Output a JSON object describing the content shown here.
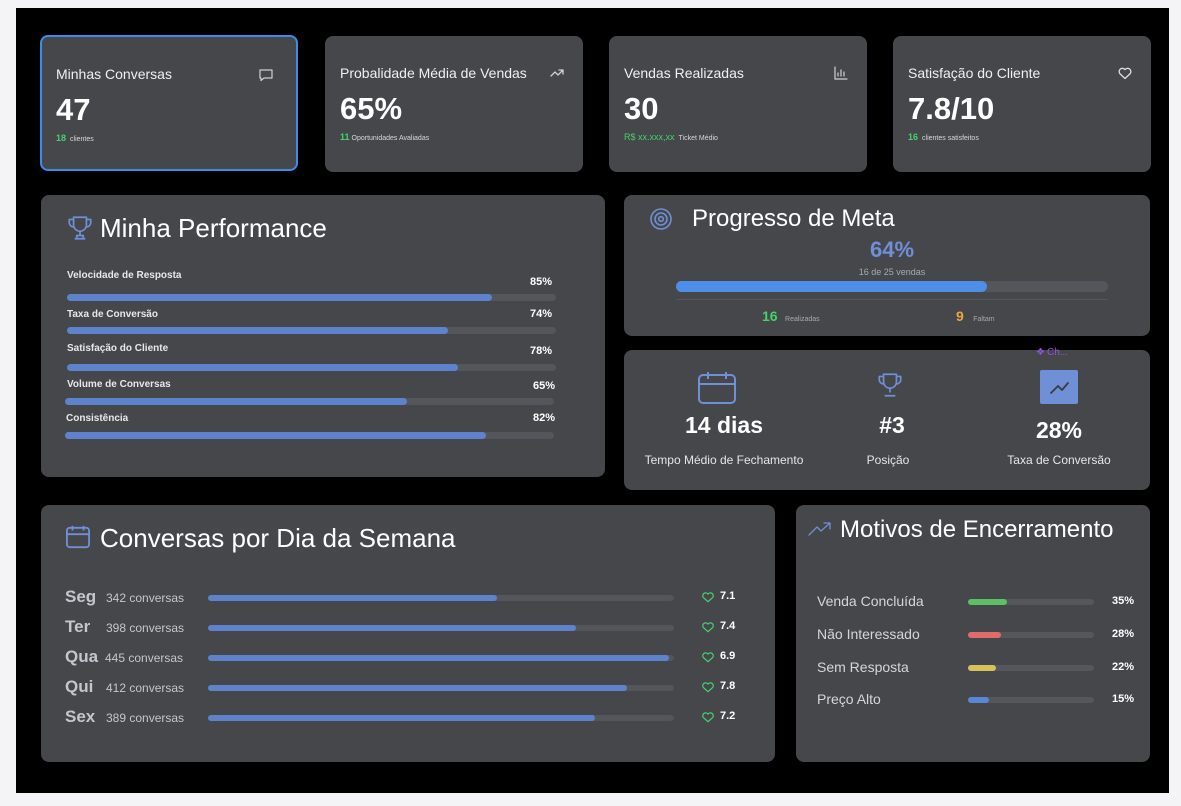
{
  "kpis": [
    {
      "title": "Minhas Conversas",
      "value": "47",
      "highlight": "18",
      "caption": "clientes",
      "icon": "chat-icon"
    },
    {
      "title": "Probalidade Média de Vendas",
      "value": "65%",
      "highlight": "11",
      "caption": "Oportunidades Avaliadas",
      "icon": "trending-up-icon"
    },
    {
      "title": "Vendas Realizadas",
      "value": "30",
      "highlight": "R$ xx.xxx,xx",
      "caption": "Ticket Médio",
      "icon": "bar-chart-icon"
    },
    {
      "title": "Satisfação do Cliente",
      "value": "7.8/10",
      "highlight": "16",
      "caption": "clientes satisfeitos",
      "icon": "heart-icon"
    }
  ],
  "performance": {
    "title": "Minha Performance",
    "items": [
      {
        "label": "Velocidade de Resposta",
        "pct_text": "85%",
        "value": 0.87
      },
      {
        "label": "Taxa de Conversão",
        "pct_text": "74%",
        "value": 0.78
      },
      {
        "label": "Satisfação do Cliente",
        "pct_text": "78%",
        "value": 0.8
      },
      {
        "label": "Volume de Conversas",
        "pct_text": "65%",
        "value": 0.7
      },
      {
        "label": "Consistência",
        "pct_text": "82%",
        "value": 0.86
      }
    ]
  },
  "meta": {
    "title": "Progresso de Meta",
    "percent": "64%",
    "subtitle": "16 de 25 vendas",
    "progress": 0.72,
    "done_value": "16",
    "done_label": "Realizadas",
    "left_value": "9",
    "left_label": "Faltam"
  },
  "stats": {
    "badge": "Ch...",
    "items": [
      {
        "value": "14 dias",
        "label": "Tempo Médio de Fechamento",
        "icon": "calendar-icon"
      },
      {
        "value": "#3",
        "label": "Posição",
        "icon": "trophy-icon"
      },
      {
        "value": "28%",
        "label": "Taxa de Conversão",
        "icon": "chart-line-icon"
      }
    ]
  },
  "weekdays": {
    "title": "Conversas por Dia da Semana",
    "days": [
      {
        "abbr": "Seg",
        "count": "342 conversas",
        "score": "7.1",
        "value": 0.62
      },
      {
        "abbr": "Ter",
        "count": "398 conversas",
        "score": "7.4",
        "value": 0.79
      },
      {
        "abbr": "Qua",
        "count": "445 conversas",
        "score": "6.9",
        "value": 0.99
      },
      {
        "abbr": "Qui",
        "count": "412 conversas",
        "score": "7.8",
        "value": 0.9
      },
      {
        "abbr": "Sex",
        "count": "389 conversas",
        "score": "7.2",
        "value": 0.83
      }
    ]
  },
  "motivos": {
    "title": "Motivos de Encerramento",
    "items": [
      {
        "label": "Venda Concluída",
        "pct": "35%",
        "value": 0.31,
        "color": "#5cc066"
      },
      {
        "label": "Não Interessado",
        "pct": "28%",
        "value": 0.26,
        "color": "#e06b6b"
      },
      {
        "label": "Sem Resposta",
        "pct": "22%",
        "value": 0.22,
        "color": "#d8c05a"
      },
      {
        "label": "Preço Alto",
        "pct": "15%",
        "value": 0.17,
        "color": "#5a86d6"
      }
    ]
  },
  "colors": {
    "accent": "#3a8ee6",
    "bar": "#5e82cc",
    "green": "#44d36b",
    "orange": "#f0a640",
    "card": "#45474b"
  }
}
# # # # #
_What is needed_
Retype each line of the listing above word for word. Exclude the pictures.

_Exercise result_
Output a JSON object describing the content shown here.
{
  "kpis": [
    {
      "title": "Minhas Conversas",
      "value": "47",
      "highlight": "18",
      "caption": "clientes",
      "icon": "chat-icon"
    },
    {
      "title": "Probalidade Média de Vendas",
      "value": "65%",
      "highlight": "11",
      "caption": "Oportunidades Avaliadas",
      "icon": "trending-up-icon"
    },
    {
      "title": "Vendas Realizadas",
      "value": "30",
      "highlight": "R$ xx.xxx,xx",
      "caption": "Ticket Médio",
      "icon": "bar-chart-icon"
    },
    {
      "title": "Satisfação do Cliente",
      "value": "7.8/10",
      "highlight": "16",
      "caption": "clientes satisfeitos",
      "icon": "heart-icon"
    }
  ],
  "performance": {
    "title": "Minha Performance",
    "items": [
      {
        "label": "Velocidade de Resposta",
        "pct_text": "85%",
        "value": 0.87
      },
      {
        "label": "Taxa de Conversão",
        "pct_text": "74%",
        "value": 0.78
      },
      {
        "label": "Satisfação do Cliente",
        "pct_text": "78%",
        "value": 0.8
      },
      {
        "label": "Volume de Conversas",
        "pct_text": "65%",
        "value": 0.7
      },
      {
        "label": "Consistência",
        "pct_text": "82%",
        "value": 0.86
      }
    ]
  },
  "meta": {
    "title": "Progresso de Meta",
    "percent": "64%",
    "subtitle": "16 de 25 vendas",
    "progress": 0.72,
    "done_value": "16",
    "done_label": "Realizadas",
    "left_value": "9",
    "left_label": "Faltam"
  },
  "stats": {
    "badge": "Ch...",
    "items": [
      {
        "value": "14 dias",
        "label": "Tempo Médio de Fechamento",
        "icon": "calendar-icon"
      },
      {
        "value": "#3",
        "label": "Posição",
        "icon": "trophy-icon"
      },
      {
        "value": "28%",
        "label": "Taxa de Conversão",
        "icon": "chart-line-icon"
      }
    ]
  },
  "weekdays": {
    "title": "Conversas por Dia da Semana",
    "days": [
      {
        "abbr": "Seg",
        "count": "342 conversas",
        "score": "7.1",
        "value": 0.62
      },
      {
        "abbr": "Ter",
        "count": "398 conversas",
        "score": "7.4",
        "value": 0.79
      },
      {
        "abbr": "Qua",
        "count": "445 conversas",
        "score": "6.9",
        "value": 0.99
      },
      {
        "abbr": "Qui",
        "count": "412 conversas",
        "score": "7.8",
        "value": 0.9
      },
      {
        "abbr": "Sex",
        "count": "389 conversas",
        "score": "7.2",
        "value": 0.83
      }
    ]
  },
  "motivos": {
    "title": "Motivos de Encerramento",
    "items": [
      {
        "label": "Venda Concluída",
        "pct": "35%",
        "value": 0.31,
        "color": "#5cc066"
      },
      {
        "label": "Não Interessado",
        "pct": "28%",
        "value": 0.26,
        "color": "#e06b6b"
      },
      {
        "label": "Sem Resposta",
        "pct": "22%",
        "value": 0.22,
        "color": "#d8c05a"
      },
      {
        "label": "Preço Alto",
        "pct": "15%",
        "value": 0.17,
        "color": "#5a86d6"
      }
    ]
  },
  "colors": {
    "accent": "#3a8ee6",
    "bar": "#5e82cc",
    "green": "#44d36b",
    "orange": "#f0a640",
    "card": "#45474b"
  }
}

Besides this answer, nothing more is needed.